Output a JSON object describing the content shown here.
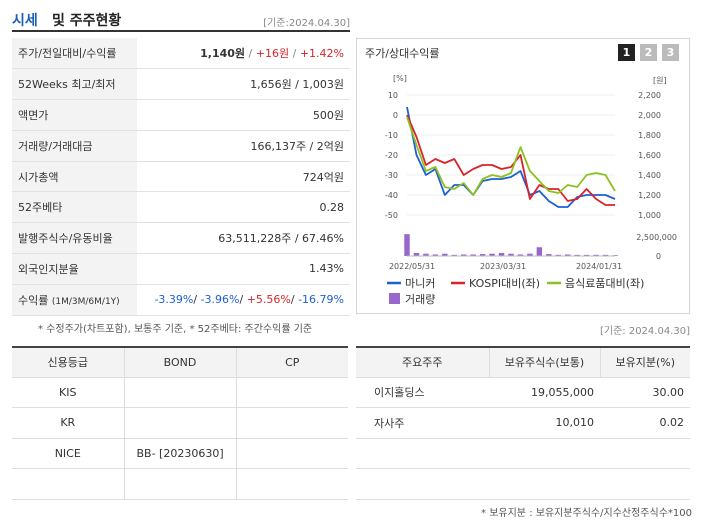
{
  "header": {
    "title_accent": "시세",
    "title_rest": "및 주주현황",
    "date": "[기준:2024.04.30]"
  },
  "stock_info": [
    {
      "label": "주가/전일대비/수익률",
      "price": "1,140원",
      "change": "+16원",
      "rate": "+1.42%"
    },
    {
      "label": "52Weeks 최고/최저",
      "value": "1,656원 / 1,003원"
    },
    {
      "label": "액면가",
      "value": "500원"
    },
    {
      "label": "거래량/거래대금",
      "value": "166,137주 / 2억원"
    },
    {
      "label": "시가총액",
      "value": "724억원"
    },
    {
      "label": "52주베타",
      "value": "0.28"
    },
    {
      "label": "발행주식수/유동비율",
      "value": "63,511,228주 / 67.46%"
    },
    {
      "label": "외국인지분율",
      "value": "1.43%"
    },
    {
      "label": "수익률",
      "label_sub": "(1M/3M/6M/1Y)",
      "r1": "-3.39%",
      "r2": "-3.96%",
      "r3": "+5.56%",
      "r4": "-16.79%"
    }
  ],
  "note_left": "* 수정주가(차트포함), 보통주 기준, * 52주베타: 주간수익률 기준",
  "chart_panel": {
    "title": "주가/상대수익률",
    "pages": [
      "1",
      "2",
      "3"
    ]
  },
  "chart_data": {
    "type": "line",
    "left_unit": "[%]",
    "right_unit": "[원]",
    "left_ticks": [
      "10",
      "0",
      "-10",
      "-20",
      "-30",
      "-40",
      "-50"
    ],
    "right_ticks": [
      "2,200",
      "2,000",
      "1,800",
      "1,600",
      "1,400",
      "1,200",
      "1,000"
    ],
    "volume_tick": "2,500,000",
    "volume_zero": "0",
    "x_labels": [
      "2022/05/31",
      "2023/03/31",
      "2024/01/31"
    ],
    "ylim": [
      -50,
      10
    ],
    "series": [
      {
        "name": "마니커",
        "color": "#1c5fd6",
        "values": [
          4,
          -20,
          -30,
          -27,
          -40,
          -35,
          -35,
          -40,
          -33,
          -32,
          -32,
          -31,
          -28,
          -40,
          -38,
          -43,
          -46,
          -46,
          -41,
          -40,
          -40,
          -40,
          -42
        ]
      },
      {
        "name": "KOSPI대비(좌)",
        "color": "#d8232a",
        "values": [
          0,
          -11,
          -25,
          -22,
          -24,
          -22,
          -30,
          -27,
          -25,
          -25,
          -27,
          -26,
          -20,
          -42,
          -35,
          -37,
          -37,
          -43,
          -42,
          -37,
          -42,
          -45,
          -45
        ]
      },
      {
        "name": "음식료품대비(좌)",
        "color": "#8dc021",
        "values": [
          -1,
          -15,
          -28,
          -26,
          -36,
          -37,
          -34,
          -40,
          -32,
          -30,
          -31,
          -29,
          -16,
          -28,
          -33,
          -38,
          -39,
          -35,
          -36,
          -30,
          -29,
          -30,
          -38
        ]
      }
    ],
    "volume": {
      "name": "거래량",
      "color": "#9966cc",
      "values": [
        2900000,
        400000,
        300000,
        200000,
        300000,
        150000,
        200000,
        200000,
        250000,
        300000,
        400000,
        300000,
        200000,
        300000,
        1150000,
        250000,
        150000,
        200000,
        150000,
        150000,
        150000,
        150000,
        100000
      ]
    }
  },
  "date_right": "[기준: 2024.04.30]",
  "credit": {
    "headers": [
      "신용등급",
      "BOND",
      "CP"
    ],
    "rows": [
      {
        "agency": "KIS",
        "bond": "",
        "cp": ""
      },
      {
        "agency": "KR",
        "bond": "",
        "cp": ""
      },
      {
        "agency": "NICE",
        "bond": "BB-  [20230630]",
        "cp": ""
      },
      {
        "agency": "",
        "bond": "",
        "cp": ""
      }
    ]
  },
  "holders": {
    "headers": [
      "주요주주",
      "보유주식수(보통)",
      "보유지분(%)"
    ],
    "rows": [
      {
        "name": "이지홀딩스",
        "shares": "19,055,000",
        "pct": "30.00"
      },
      {
        "name": "자사주",
        "shares": "10,010",
        "pct": "0.02"
      },
      {
        "name": "",
        "shares": "",
        "pct": ""
      },
      {
        "name": "",
        "shares": "",
        "pct": ""
      }
    ]
  },
  "note_right": "* 보유지분 : 보유지분주식수/지수산정주식수*100"
}
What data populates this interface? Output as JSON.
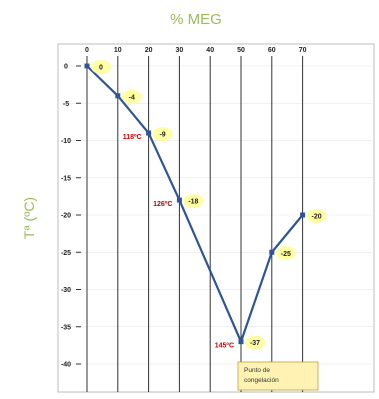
{
  "chart_data": {
    "type": "line",
    "title": "% MEG",
    "ylabel": "Tª (ºC)",
    "xlabel": "",
    "x_ticks": [
      "0",
      "10",
      "20",
      "30",
      "40",
      "50",
      "60",
      "70"
    ],
    "y_ticks": [
      "0",
      "-5",
      "-10",
      "-15",
      "-20",
      "-25",
      "-30",
      "-35",
      "-40"
    ],
    "xlim": [
      0,
      70
    ],
    "ylim": [
      -40,
      0
    ],
    "grid": "vertical lines at each x tick",
    "x": [
      0,
      10,
      20,
      30,
      50,
      60,
      70
    ],
    "y": [
      0,
      -4,
      -9,
      -18,
      -37,
      -25,
      -20
    ],
    "data_labels": [
      "0",
      "-4",
      "-9",
      "-18",
      "-37",
      "-25",
      "-20"
    ],
    "annotations": [
      {
        "text": "118ºC",
        "x": 20,
        "y": -9
      },
      {
        "text": "126ºC",
        "x": 30,
        "y": -18
      },
      {
        "text": "145ºC",
        "x": 50,
        "y": -37
      }
    ],
    "note": {
      "lines": [
        "Punto de",
        "congelación"
      ],
      "anchor_x": 50,
      "anchor_y": -40
    }
  },
  "colors": {
    "line": "#2f5597",
    "marker": "#2f5597",
    "title": "#9bbb59",
    "ylabel": "#9bbb59",
    "temp_annotation": "#c00000",
    "label_highlight": "#ffff99",
    "note_fill": "#fff2b3",
    "grid": "#333333",
    "axis": "#333333"
  }
}
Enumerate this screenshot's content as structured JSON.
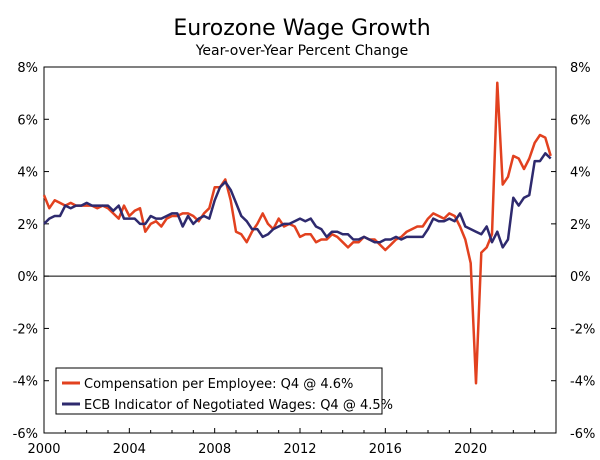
{
  "chart_data": {
    "type": "line",
    "title": "Eurozone Wage Growth",
    "subtitle": "Year-over-Year Percent Change",
    "ylim": [
      -6,
      8
    ],
    "yticks": [
      -6,
      -4,
      -2,
      0,
      2,
      4,
      6,
      8
    ],
    "ytick_labels": [
      "-6%",
      "-4%",
      "-2%",
      "0%",
      "2%",
      "4%",
      "6%",
      "8%"
    ],
    "xlim": [
      2000,
      2024
    ],
    "xticks": [
      2000,
      2004,
      2008,
      2012,
      2016,
      2020
    ],
    "xtick_labels": [
      "2000",
      "2004",
      "2008",
      "2012",
      "2016",
      "2020"
    ],
    "legend_position": "bottom-left",
    "series": [
      {
        "name": "Compensation per Employee: Q4 @ 4.6%",
        "color": "#E2411F",
        "x": [
          2000.0,
          2000.25,
          2000.5,
          2000.75,
          2001.0,
          2001.25,
          2001.5,
          2001.75,
          2002.0,
          2002.25,
          2002.5,
          2002.75,
          2003.0,
          2003.25,
          2003.5,
          2003.75,
          2004.0,
          2004.25,
          2004.5,
          2004.75,
          2005.0,
          2005.25,
          2005.5,
          2005.75,
          2006.0,
          2006.25,
          2006.5,
          2006.75,
          2007.0,
          2007.25,
          2007.5,
          2007.75,
          2008.0,
          2008.25,
          2008.5,
          2008.75,
          2009.0,
          2009.25,
          2009.5,
          2009.75,
          2010.0,
          2010.25,
          2010.5,
          2010.75,
          2011.0,
          2011.25,
          2011.5,
          2011.75,
          2012.0,
          2012.25,
          2012.5,
          2012.75,
          2013.0,
          2013.25,
          2013.5,
          2013.75,
          2014.0,
          2014.25,
          2014.5,
          2014.75,
          2015.0,
          2015.25,
          2015.5,
          2015.75,
          2016.0,
          2016.25,
          2016.5,
          2016.75,
          2017.0,
          2017.25,
          2017.5,
          2017.75,
          2018.0,
          2018.25,
          2018.5,
          2018.75,
          2019.0,
          2019.25,
          2019.5,
          2019.75,
          2020.0,
          2020.25,
          2020.5,
          2020.75,
          2021.0,
          2021.25,
          2021.5,
          2021.75,
          2022.0,
          2022.25,
          2022.5,
          2022.75,
          2023.0,
          2023.25,
          2023.5,
          2023.75
        ],
        "values": [
          3.1,
          2.6,
          2.9,
          2.8,
          2.7,
          2.8,
          2.7,
          2.7,
          2.7,
          2.7,
          2.6,
          2.7,
          2.6,
          2.4,
          2.2,
          2.7,
          2.3,
          2.5,
          2.6,
          1.7,
          2.0,
          2.1,
          1.9,
          2.2,
          2.3,
          2.3,
          2.4,
          2.4,
          2.3,
          2.1,
          2.4,
          2.6,
          3.4,
          3.4,
          3.7,
          2.9,
          1.7,
          1.6,
          1.3,
          1.7,
          2.0,
          2.4,
          2.0,
          1.8,
          2.2,
          1.9,
          2.0,
          1.9,
          1.5,
          1.6,
          1.6,
          1.3,
          1.4,
          1.4,
          1.6,
          1.5,
          1.3,
          1.1,
          1.3,
          1.3,
          1.5,
          1.4,
          1.4,
          1.2,
          1.0,
          1.2,
          1.4,
          1.5,
          1.7,
          1.8,
          1.9,
          1.9,
          2.2,
          2.4,
          2.3,
          2.2,
          2.4,
          2.3,
          1.9,
          1.4,
          0.5,
          -4.1,
          0.9,
          1.1,
          1.6,
          7.4,
          3.5,
          3.8,
          4.6,
          4.5,
          4.1,
          4.5,
          5.1,
          5.4,
          5.3,
          4.6
        ]
      },
      {
        "name": "ECB Indicator of Negotiated Wages: Q4 @ 4.5%",
        "color": "#2E2A6E",
        "x": [
          2000.0,
          2000.25,
          2000.5,
          2000.75,
          2001.0,
          2001.25,
          2001.5,
          2001.75,
          2002.0,
          2002.25,
          2002.5,
          2002.75,
          2003.0,
          2003.25,
          2003.5,
          2003.75,
          2004.0,
          2004.25,
          2004.5,
          2004.75,
          2005.0,
          2005.25,
          2005.5,
          2005.75,
          2006.0,
          2006.25,
          2006.5,
          2006.75,
          2007.0,
          2007.25,
          2007.5,
          2007.75,
          2008.0,
          2008.25,
          2008.5,
          2008.75,
          2009.0,
          2009.25,
          2009.5,
          2009.75,
          2010.0,
          2010.25,
          2010.5,
          2010.75,
          2011.0,
          2011.25,
          2011.5,
          2011.75,
          2012.0,
          2012.25,
          2012.5,
          2012.75,
          2013.0,
          2013.25,
          2013.5,
          2013.75,
          2014.0,
          2014.25,
          2014.5,
          2014.75,
          2015.0,
          2015.25,
          2015.5,
          2015.75,
          2016.0,
          2016.25,
          2016.5,
          2016.75,
          2017.0,
          2017.25,
          2017.5,
          2017.75,
          2018.0,
          2018.25,
          2018.5,
          2018.75,
          2019.0,
          2019.25,
          2019.5,
          2019.75,
          2020.0,
          2020.25,
          2020.5,
          2020.75,
          2021.0,
          2021.25,
          2021.5,
          2021.75,
          2022.0,
          2022.25,
          2022.5,
          2022.75,
          2023.0,
          2023.25,
          2023.5,
          2023.75
        ],
        "values": [
          2.0,
          2.2,
          2.3,
          2.3,
          2.7,
          2.6,
          2.7,
          2.7,
          2.8,
          2.7,
          2.7,
          2.7,
          2.7,
          2.5,
          2.7,
          2.2,
          2.2,
          2.2,
          2.0,
          2.0,
          2.3,
          2.2,
          2.2,
          2.3,
          2.4,
          2.4,
          1.9,
          2.3,
          2.0,
          2.2,
          2.3,
          2.2,
          2.9,
          3.4,
          3.6,
          3.3,
          2.8,
          2.3,
          2.1,
          1.8,
          1.8,
          1.5,
          1.6,
          1.8,
          1.9,
          2.0,
          2.0,
          2.1,
          2.2,
          2.1,
          2.2,
          1.9,
          1.8,
          1.5,
          1.7,
          1.7,
          1.6,
          1.6,
          1.4,
          1.4,
          1.5,
          1.4,
          1.3,
          1.3,
          1.4,
          1.4,
          1.5,
          1.4,
          1.5,
          1.5,
          1.5,
          1.5,
          1.8,
          2.2,
          2.1,
          2.1,
          2.2,
          2.1,
          2.4,
          1.9,
          1.8,
          1.7,
          1.6,
          1.9,
          1.3,
          1.7,
          1.1,
          1.4,
          3.0,
          2.7,
          3.0,
          3.1,
          4.4,
          4.4,
          4.7,
          4.5
        ]
      }
    ]
  }
}
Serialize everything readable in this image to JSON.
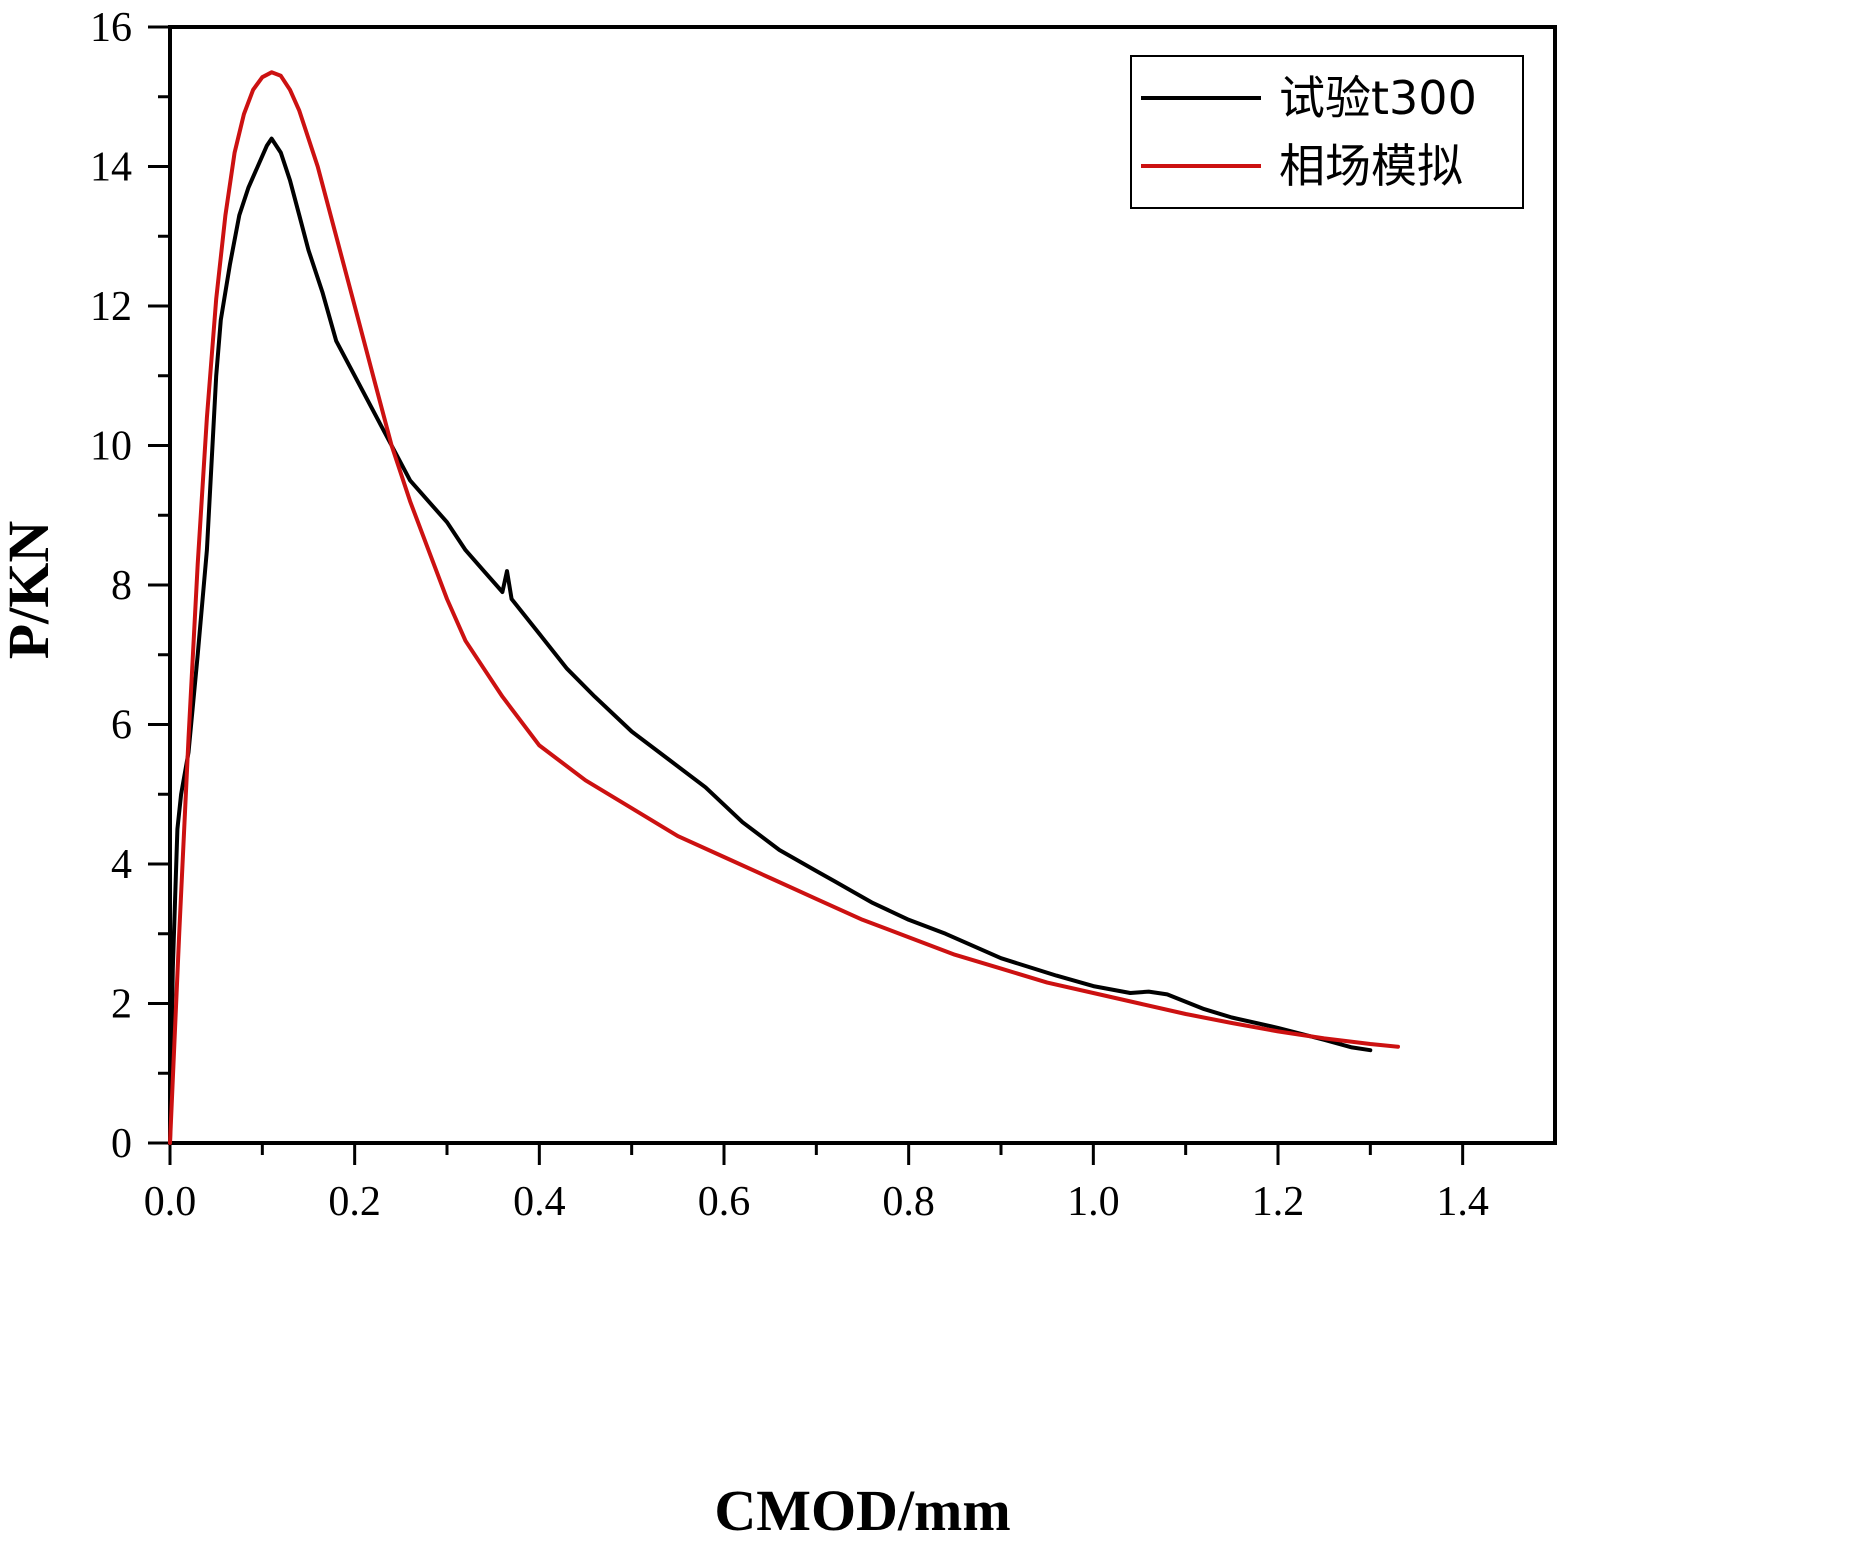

WHAT IS NEEDED
Search the records above for "JSON". Copy each line where it is found.

SOLUTION FOR THIS PROBLEM
Output a JSON object describing the content shown here.
What data populates this interface? Output as JSON.
Enumerate this screenshot's content as structured JSON.
Serialize everything readable in this image to JSON.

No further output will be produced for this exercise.